◆ Requirement: Each entry below should be reproduced character for character.

----

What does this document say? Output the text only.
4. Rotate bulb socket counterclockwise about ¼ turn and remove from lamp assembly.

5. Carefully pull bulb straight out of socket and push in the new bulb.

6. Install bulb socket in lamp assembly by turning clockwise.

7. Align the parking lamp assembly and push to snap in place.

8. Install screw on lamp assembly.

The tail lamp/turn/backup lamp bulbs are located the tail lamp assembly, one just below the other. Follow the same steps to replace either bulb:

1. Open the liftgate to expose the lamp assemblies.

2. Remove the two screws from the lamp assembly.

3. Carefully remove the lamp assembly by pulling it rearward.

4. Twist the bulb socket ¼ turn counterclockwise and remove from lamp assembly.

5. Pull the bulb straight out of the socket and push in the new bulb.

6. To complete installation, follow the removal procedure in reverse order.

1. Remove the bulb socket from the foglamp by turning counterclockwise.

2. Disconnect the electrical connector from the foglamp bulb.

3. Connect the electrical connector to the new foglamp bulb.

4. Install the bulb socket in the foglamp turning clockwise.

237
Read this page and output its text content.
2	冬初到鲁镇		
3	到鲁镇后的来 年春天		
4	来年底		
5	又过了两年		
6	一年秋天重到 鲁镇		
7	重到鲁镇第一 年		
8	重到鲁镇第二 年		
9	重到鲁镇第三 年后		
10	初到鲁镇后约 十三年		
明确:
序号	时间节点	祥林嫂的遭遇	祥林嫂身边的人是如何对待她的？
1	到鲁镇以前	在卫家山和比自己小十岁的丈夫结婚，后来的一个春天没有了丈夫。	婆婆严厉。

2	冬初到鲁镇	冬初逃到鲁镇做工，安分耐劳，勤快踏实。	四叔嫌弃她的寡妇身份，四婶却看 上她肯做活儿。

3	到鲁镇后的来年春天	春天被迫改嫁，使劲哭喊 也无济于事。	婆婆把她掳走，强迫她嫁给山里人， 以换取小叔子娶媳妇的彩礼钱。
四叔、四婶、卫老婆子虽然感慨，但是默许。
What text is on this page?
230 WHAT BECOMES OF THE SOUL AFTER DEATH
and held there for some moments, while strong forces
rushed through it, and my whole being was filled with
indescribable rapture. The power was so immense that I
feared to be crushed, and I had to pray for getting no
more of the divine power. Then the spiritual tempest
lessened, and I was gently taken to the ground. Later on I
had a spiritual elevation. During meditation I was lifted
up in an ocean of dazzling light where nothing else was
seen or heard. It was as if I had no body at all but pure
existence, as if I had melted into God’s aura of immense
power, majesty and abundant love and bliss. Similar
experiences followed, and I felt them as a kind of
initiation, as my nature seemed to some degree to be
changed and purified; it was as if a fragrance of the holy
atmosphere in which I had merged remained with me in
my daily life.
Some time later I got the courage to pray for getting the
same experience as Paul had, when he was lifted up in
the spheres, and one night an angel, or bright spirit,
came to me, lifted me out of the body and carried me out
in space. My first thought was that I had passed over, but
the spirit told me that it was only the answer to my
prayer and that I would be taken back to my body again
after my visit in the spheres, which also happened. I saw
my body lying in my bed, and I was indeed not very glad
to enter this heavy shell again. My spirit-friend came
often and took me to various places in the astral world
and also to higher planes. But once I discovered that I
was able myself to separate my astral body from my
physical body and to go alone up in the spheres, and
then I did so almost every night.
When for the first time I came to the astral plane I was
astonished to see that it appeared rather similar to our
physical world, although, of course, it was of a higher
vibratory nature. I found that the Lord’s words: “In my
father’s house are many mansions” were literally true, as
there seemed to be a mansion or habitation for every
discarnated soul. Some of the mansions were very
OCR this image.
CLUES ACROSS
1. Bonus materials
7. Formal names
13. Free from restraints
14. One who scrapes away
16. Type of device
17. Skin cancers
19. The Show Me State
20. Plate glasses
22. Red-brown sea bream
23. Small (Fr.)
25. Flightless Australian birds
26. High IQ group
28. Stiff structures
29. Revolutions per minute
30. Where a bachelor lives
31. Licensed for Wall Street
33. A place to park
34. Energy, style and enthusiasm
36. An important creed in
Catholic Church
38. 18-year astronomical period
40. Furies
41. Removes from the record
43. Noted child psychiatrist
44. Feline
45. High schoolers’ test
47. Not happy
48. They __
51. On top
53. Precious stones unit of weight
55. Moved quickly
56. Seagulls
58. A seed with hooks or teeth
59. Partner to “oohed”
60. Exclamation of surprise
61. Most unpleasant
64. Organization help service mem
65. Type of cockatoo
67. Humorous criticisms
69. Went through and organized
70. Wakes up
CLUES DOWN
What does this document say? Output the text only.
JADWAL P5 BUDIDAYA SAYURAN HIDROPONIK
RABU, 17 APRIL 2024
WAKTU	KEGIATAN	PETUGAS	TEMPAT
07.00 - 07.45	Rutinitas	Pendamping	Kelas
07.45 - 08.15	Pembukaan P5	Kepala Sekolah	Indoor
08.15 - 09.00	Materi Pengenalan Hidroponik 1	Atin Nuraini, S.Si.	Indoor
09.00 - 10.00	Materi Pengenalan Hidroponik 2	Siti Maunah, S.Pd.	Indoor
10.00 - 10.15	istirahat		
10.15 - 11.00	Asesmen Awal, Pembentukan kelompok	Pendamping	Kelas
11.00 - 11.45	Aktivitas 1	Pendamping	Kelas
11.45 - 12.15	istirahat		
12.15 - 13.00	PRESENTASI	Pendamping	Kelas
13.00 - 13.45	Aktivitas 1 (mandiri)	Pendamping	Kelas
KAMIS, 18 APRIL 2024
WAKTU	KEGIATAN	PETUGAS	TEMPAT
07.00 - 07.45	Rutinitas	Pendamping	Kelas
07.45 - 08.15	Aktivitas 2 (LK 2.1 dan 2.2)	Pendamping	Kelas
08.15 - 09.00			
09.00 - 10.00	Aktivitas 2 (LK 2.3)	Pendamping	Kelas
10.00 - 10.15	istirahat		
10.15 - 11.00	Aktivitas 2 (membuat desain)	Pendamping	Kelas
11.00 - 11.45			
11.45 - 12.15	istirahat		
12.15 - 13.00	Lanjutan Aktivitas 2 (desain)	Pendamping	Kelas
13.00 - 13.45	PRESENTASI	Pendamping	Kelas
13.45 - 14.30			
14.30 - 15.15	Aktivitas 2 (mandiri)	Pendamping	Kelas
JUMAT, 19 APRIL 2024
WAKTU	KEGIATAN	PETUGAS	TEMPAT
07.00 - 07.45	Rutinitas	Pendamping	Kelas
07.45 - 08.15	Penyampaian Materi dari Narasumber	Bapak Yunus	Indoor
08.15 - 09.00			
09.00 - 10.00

----

◆ Output below:
What does this document say? Output the text only.
4. Rotate bulb socket counterclockwise about ¼ turn and remove from lamp assembly.

5. Carefully pull bulb straight out of socket and push in the new bulb.

6. Install bulb socket in lamp assembly by turning clockwise.

7. Align the parking lamp assembly and push to snap in place.

8. Install screw on lamp assembly.

The tail lamp/turn/backup lamp bulbs are located the tail lamp assembly, one just below the other. Follow the same steps to replace either bulb:

1. Open the liftgate to expose the lamp assemblies.

2. Remove the two screws from the lamp assembly.

3. Carefully remove the lamp assembly by pulling it rearward.

4. Twist the bulb socket ¼ turn counterclockwise and remove from lamp assembly.

5. Pull the bulb straight out of the socket and push in the new bulb.

6. To complete installation, follow the removal procedure in reverse order.

1. Remove the bulb socket from the foglamp by turning counterclockwise.

2. Disconnect the electrical connector from the foglamp bulb.

3. Connect the electrical connector to the new foglamp bulb.

4. Install the bulb socket in the foglamp turning clockwise.

237
Read this page and output its text content.
2	冬初到鲁镇		
3	到鲁镇后的来 年春天		
4	来年底		
5	又过了两年		
6	一年秋天重到 鲁镇		
7	重到鲁镇第一 年		
8	重到鲁镇第二 年		
9	重到鲁镇第三 年后		
10	初到鲁镇后约 十三年		
明确:
序号	时间节点	祥林嫂的遭遇	祥林嫂身边的人是如何对待她的？
1	到鲁镇以前	在卫家山和比自己小十岁的丈夫结婚，后来的一个春天没有了丈夫。	婆婆严厉。

2	冬初到鲁镇	冬初逃到鲁镇做工，安分耐劳，勤快踏实。	四叔嫌弃她的寡妇身份，四婶却看 上她肯做活儿。

3	到鲁镇后的来年春天	春天被迫改嫁，使劲哭喊 也无济于事。	婆婆把她掳走，强迫她嫁给山里人， 以换取小叔子娶媳妇的彩礼钱。
四叔、四婶、卫老婆子虽然感慨，但是默许。
What text is on this page?
230 WHAT BECOMES OF THE SOUL AFTER DEATH
and held there for some moments, while strong forces
rushed through it, and my whole being was filled with
indescribable rapture. The power was so immense that I
feared to be crushed, and I had to pray for getting no
more of the divine power. Then the spiritual tempest
lessened, and I was gently taken to the ground. Later on I
had a spiritual elevation. During meditation I was lifted
up in an ocean of dazzling light where nothing else was
seen or heard. It was as if I had no body at all but pure
existence, as if I had melted into God’s aura of immense
power, majesty and abundant love and bliss. Similar
experiences followed, and I felt them as a kind of
initiation, as my nature seemed to some degree to be
changed and purified; it was as if a fragrance of the holy
atmosphere in which I had merged remained with me in
my daily life.
Some time later I got the courage to pray for getting the
same experience as Paul had, when he was lifted up in
the spheres, and one night an angel, or bright spirit,
came to me, lifted me out of the body and carried me out
in space. My first thought was that I had passed over, but
the spirit told me that it was only the answer to my
prayer and that I would be taken back to my body again
after my visit in the spheres, which also happened. I saw
my body lying in my bed, and I was indeed not very glad
to enter this heavy shell again. My spirit-friend came
often and took me to various places in the astral world
and also to higher planes. But once I discovered that I
was able myself to separate my astral body from my
physical body and to go alone up in the spheres, and
then I did so almost every night.
When for the first time I came to the astral plane I was
astonished to see that it appeared rather similar to our
physical world, although, of course, it was of a higher
vibratory nature. I found that the Lord’s words: “In my
father’s house are many mansions” were literally true, as
there seemed to be a mansion or habitation for every
discarnated soul. Some of the mansions were very
OCR this image.
CLUES ACROSS
1. Bonus materials
7. Formal names
13. Free from restraints
14. One who scrapes away
16. Type of device
17. Skin cancers
19. The Show Me State
20. Plate glasses
22. Red-brown sea bream
23. Small (Fr.)
25. Flightless Australian birds
26. High IQ group
28. Stiff structures
29. Revolutions per minute
30. Where a bachelor lives
31. Licensed for Wall Street
33. A place to park
34. Energy, style and enthusiasm
36. An important creed in
Catholic Church
38. 18-year astronomical period
40. Furies
41. Removes from the record
43. Noted child psychiatrist
44. Feline
45. High schoolers’ test
47. Not happy
48. They __
51. On top
53. Precious stones unit of weight
55. Moved quickly
56. Seagulls
58. A seed with hooks or teeth
59. Partner to “oohed”
60. Exclamation of surprise
61. Most unpleasant
64. Organization help service mem
65. Type of cockatoo
67. Humorous criticisms
69. Went through and organized
70. Wakes up
CLUES DOWN
What does this document say? Output the text only.
JADWAL P5 BUDIDAYA SAYURAN HIDROPONIK
RABU, 17 APRIL 2024
WAKTU	KEGIATAN	PETUGAS	TEMPAT
07.00 - 07.45	Rutinitas	Pendamping	Kelas
07.45 - 08.15	Pembukaan P5	Kepala Sekolah	Indoor
08.15 - 09.00	Materi Pengenalan Hidroponik 1	Atin Nuraini, S.Si.	Indoor
09.00 - 10.00	Materi Pengenalan Hidroponik 2	Siti Maunah, S.Pd.	Indoor
10.00 - 10.15	istirahat		
10.15 - 11.00	Asesmen Awal, Pembentukan kelompok	Pendamping	Kelas
11.00 - 11.45	Aktivitas 1	Pendamping	Kelas
11.45 - 12.15	istirahat		
12.15 - 13.00	PRESENTASI	Pendamping	Kelas
13.00 - 13.45	Aktivitas 1 (mandiri)	Pendamping	Kelas
KAMIS, 18 APRIL 2024
WAKTU	KEGIATAN	PETUGAS	TEMPAT
07.00 - 07.45	Rutinitas	Pendamping	Kelas
07.45 - 08.15	Aktivitas 2 (LK 2.1 dan 2.2)	Pendamping	Kelas
08.15 - 09.00			
09.00 - 10.00	Aktivitas 2 (LK 2.3)	Pendamping	Kelas
10.00 - 10.15	istirahat		
10.15 - 11.00	Aktivitas 2 (membuat desain)	Pendamping	Kelas
11.00 - 11.45			
11.45 - 12.15	istirahat		
12.15 - 13.00	Lanjutan Aktivitas 2 (desain)	Pendamping	Kelas
13.00 - 13.45	PRESENTASI	Pendamping	Kelas
13.45 - 14.30			
14.30 - 15.15	Aktivitas 2 (mandiri)	Pendamping	Kelas
JUMAT, 19 APRIL 2024
WAKTU	KEGIATAN	PETUGAS	TEMPAT
07.00 - 07.45	Rutinitas	Pendamping	Kelas
07.45 - 08.15	Penyampaian Materi dari Narasumber	Bapak Yunus	Indoor
08.15 - 09.00			
09.00 - 10.00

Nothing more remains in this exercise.